» What you need to do
Repeat, word for word, every line from the line holding "Read all visible" through the final line of the entries below. Skip all pictures.

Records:
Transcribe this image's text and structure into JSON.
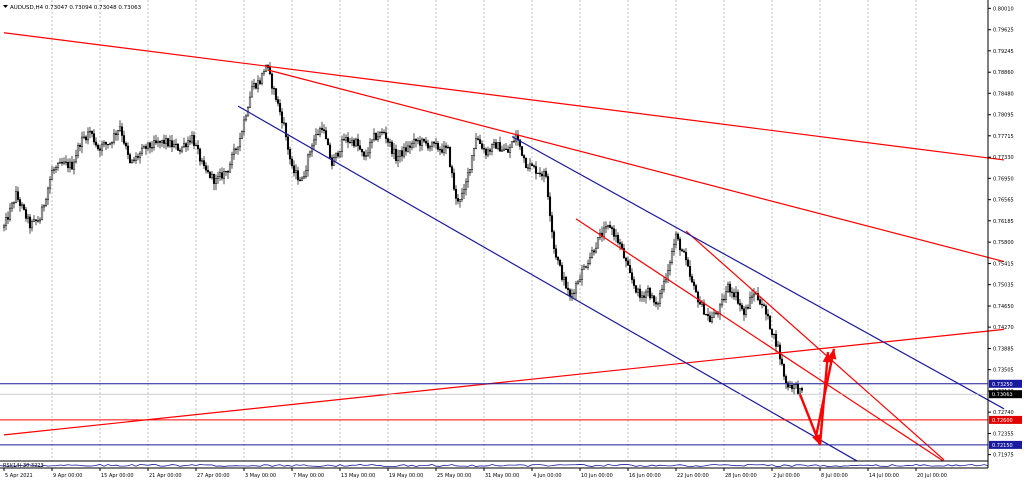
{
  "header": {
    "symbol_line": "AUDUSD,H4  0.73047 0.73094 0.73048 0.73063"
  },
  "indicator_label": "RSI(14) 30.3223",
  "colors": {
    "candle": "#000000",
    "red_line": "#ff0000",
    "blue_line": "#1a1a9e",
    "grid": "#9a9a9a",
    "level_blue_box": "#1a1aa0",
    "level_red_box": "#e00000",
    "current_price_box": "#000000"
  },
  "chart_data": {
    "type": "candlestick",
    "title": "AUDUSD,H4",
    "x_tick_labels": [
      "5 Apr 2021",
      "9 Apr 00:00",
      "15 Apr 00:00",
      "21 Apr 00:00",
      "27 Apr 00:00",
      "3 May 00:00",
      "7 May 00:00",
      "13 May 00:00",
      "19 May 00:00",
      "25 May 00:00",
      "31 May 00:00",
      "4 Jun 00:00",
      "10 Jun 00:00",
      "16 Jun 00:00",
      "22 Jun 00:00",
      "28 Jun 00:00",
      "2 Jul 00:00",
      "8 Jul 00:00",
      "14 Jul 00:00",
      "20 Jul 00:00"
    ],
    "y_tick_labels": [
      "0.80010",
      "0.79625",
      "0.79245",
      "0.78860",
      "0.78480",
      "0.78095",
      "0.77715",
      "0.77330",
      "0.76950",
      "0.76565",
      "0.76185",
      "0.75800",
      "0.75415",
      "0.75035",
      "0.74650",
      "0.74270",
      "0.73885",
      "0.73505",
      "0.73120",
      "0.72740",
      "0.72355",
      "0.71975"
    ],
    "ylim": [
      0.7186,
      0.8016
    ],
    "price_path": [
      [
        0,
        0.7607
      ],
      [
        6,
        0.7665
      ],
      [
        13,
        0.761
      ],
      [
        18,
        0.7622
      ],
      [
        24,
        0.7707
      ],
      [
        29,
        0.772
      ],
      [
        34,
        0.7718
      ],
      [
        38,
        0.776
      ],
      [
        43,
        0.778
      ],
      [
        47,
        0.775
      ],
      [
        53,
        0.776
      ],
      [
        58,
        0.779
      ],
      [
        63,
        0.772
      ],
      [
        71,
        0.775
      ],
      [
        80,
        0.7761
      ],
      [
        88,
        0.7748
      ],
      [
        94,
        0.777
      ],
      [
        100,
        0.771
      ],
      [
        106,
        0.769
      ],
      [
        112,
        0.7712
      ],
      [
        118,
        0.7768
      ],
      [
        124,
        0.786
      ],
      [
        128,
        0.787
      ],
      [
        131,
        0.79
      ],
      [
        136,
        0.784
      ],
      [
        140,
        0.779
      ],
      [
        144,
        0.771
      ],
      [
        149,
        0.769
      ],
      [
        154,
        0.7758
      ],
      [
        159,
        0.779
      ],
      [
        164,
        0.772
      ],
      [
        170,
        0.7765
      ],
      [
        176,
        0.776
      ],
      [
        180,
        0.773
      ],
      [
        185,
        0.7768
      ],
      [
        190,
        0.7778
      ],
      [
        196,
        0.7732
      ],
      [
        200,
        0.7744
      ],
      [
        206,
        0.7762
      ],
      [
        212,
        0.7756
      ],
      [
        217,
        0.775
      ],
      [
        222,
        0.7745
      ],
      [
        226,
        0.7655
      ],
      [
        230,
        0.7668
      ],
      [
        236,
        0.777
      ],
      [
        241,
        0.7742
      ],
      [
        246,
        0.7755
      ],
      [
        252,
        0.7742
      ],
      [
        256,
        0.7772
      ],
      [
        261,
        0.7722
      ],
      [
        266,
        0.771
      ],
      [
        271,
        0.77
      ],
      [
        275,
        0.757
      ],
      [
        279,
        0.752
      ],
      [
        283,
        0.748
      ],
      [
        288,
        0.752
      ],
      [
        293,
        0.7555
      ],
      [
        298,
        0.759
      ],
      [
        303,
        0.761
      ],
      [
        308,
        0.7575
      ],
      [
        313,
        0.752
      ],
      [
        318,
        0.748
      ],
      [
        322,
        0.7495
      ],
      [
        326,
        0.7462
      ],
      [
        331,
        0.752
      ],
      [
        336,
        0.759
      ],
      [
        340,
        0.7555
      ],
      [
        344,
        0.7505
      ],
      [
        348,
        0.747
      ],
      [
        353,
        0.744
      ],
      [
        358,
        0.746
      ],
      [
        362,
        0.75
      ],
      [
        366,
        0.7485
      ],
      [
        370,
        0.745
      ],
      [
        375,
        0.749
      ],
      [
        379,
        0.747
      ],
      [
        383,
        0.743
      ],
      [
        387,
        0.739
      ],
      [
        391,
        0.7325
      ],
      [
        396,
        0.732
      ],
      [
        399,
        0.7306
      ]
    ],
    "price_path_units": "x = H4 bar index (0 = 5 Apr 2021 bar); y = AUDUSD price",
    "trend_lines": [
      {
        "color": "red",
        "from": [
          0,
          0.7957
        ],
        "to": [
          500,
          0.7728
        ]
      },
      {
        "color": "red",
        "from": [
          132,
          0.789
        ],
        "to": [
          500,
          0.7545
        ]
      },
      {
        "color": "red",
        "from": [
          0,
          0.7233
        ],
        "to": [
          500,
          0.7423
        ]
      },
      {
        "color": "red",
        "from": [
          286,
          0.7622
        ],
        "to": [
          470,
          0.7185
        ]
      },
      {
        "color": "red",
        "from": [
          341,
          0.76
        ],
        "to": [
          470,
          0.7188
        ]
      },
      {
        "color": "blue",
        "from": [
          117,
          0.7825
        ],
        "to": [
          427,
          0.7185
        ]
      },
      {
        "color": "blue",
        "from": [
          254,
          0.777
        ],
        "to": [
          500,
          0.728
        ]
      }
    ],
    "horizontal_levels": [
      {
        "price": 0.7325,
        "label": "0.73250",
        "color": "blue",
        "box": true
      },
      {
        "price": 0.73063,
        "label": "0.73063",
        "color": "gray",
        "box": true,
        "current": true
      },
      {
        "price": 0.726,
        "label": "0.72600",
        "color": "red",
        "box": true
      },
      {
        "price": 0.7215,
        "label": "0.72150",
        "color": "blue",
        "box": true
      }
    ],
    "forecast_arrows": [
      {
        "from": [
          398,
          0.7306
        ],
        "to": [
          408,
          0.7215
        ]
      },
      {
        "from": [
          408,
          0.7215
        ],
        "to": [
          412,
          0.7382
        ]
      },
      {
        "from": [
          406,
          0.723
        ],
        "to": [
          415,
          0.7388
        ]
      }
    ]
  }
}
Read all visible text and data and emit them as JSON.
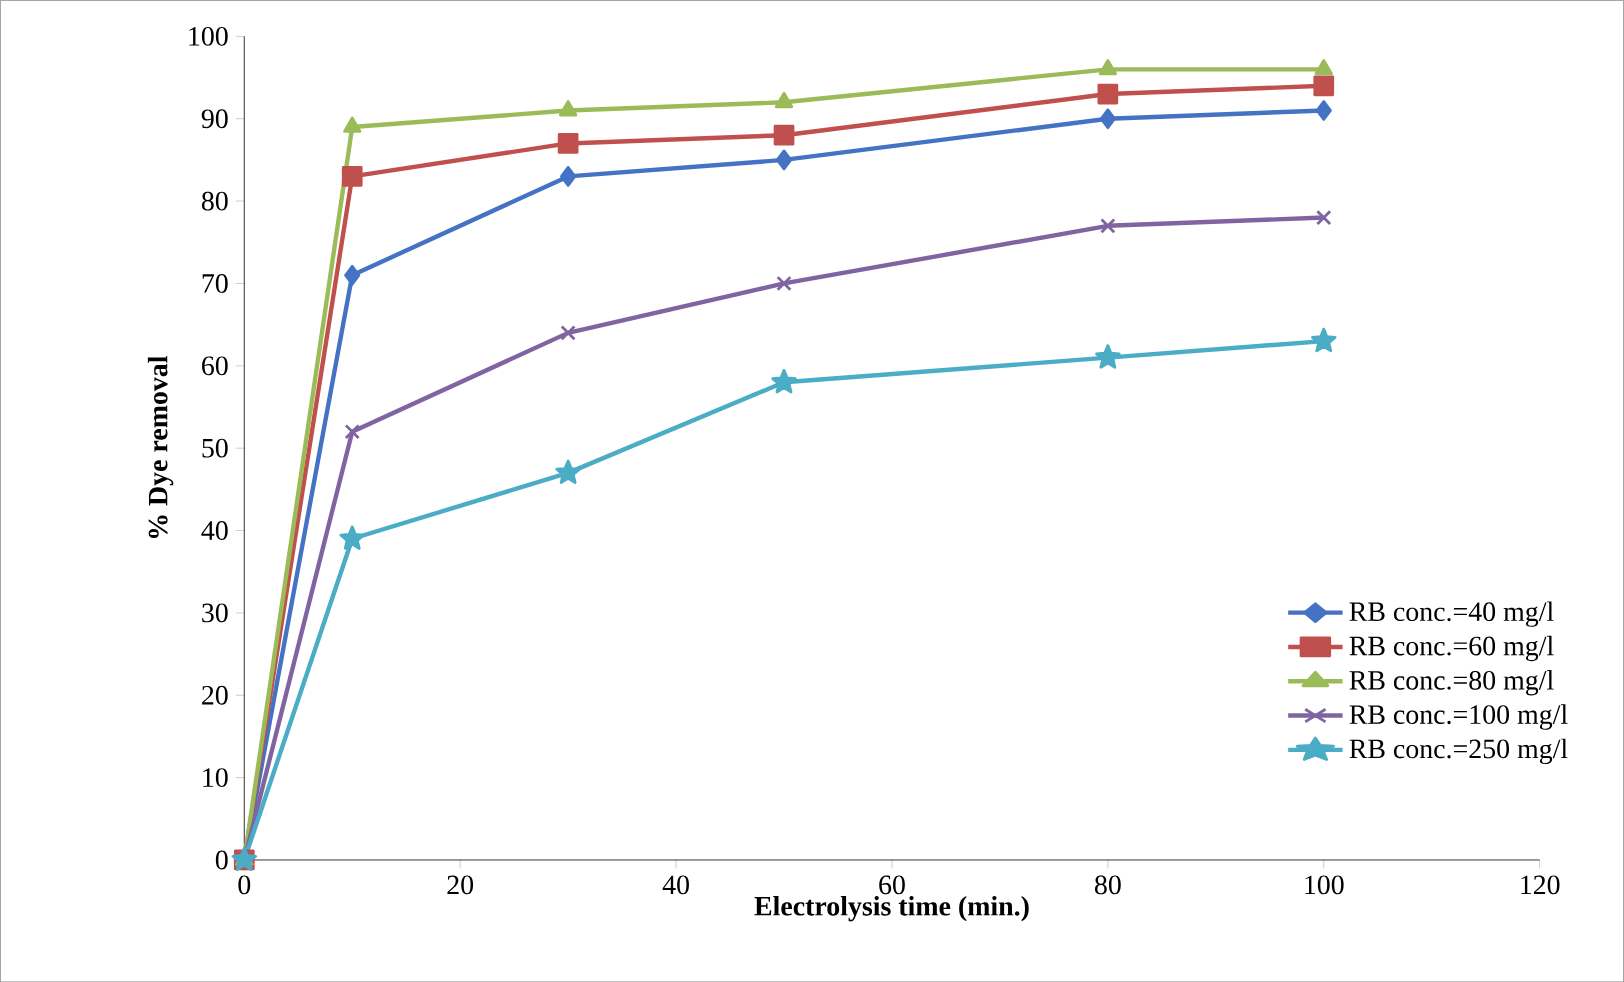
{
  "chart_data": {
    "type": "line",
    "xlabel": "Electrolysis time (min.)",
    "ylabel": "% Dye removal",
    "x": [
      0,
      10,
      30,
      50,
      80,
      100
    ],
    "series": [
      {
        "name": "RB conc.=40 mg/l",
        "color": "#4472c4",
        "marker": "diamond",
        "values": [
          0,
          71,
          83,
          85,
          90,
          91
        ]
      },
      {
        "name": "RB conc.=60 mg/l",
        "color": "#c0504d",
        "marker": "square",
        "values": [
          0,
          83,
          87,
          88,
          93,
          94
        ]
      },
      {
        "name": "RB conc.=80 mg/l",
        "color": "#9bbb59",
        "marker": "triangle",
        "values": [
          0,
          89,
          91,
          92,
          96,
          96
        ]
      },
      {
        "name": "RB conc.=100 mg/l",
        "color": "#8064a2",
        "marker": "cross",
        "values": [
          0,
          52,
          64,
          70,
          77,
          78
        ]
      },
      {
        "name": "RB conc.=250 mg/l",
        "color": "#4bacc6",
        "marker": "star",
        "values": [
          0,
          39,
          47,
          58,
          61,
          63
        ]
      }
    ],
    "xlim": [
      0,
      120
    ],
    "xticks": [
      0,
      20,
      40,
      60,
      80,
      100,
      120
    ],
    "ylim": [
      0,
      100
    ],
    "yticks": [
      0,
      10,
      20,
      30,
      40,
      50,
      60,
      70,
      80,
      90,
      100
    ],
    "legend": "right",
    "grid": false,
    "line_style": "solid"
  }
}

» Task solution
Read all visible text and data and emit them as JSON.
{
  "chart_data": {
    "type": "line",
    "xlabel": "Electrolysis time (min.)",
    "ylabel": "% Dye removal",
    "x": [
      0,
      10,
      30,
      50,
      80,
      100
    ],
    "series": [
      {
        "name": "RB conc.=40 mg/l",
        "color": "#4472c4",
        "marker": "diamond",
        "values": [
          0,
          71,
          83,
          85,
          90,
          91
        ]
      },
      {
        "name": "RB conc.=60 mg/l",
        "color": "#c0504d",
        "marker": "square",
        "values": [
          0,
          83,
          87,
          88,
          93,
          94
        ]
      },
      {
        "name": "RB conc.=80 mg/l",
        "color": "#9bbb59",
        "marker": "triangle",
        "values": [
          0,
          89,
          91,
          92,
          96,
          96
        ]
      },
      {
        "name": "RB conc.=100 mg/l",
        "color": "#8064a2",
        "marker": "cross",
        "values": [
          0,
          52,
          64,
          70,
          77,
          78
        ]
      },
      {
        "name": "RB conc.=250 mg/l",
        "color": "#4bacc6",
        "marker": "star",
        "values": [
          0,
          39,
          47,
          58,
          61,
          63
        ]
      }
    ],
    "xlim": [
      0,
      120
    ],
    "xticks": [
      0,
      20,
      40,
      60,
      80,
      100,
      120
    ],
    "ylim": [
      0,
      100
    ],
    "yticks": [
      0,
      10,
      20,
      30,
      40,
      50,
      60,
      70,
      80,
      90,
      100
    ],
    "legend": "right",
    "grid": false,
    "line_style": "solid"
  }
}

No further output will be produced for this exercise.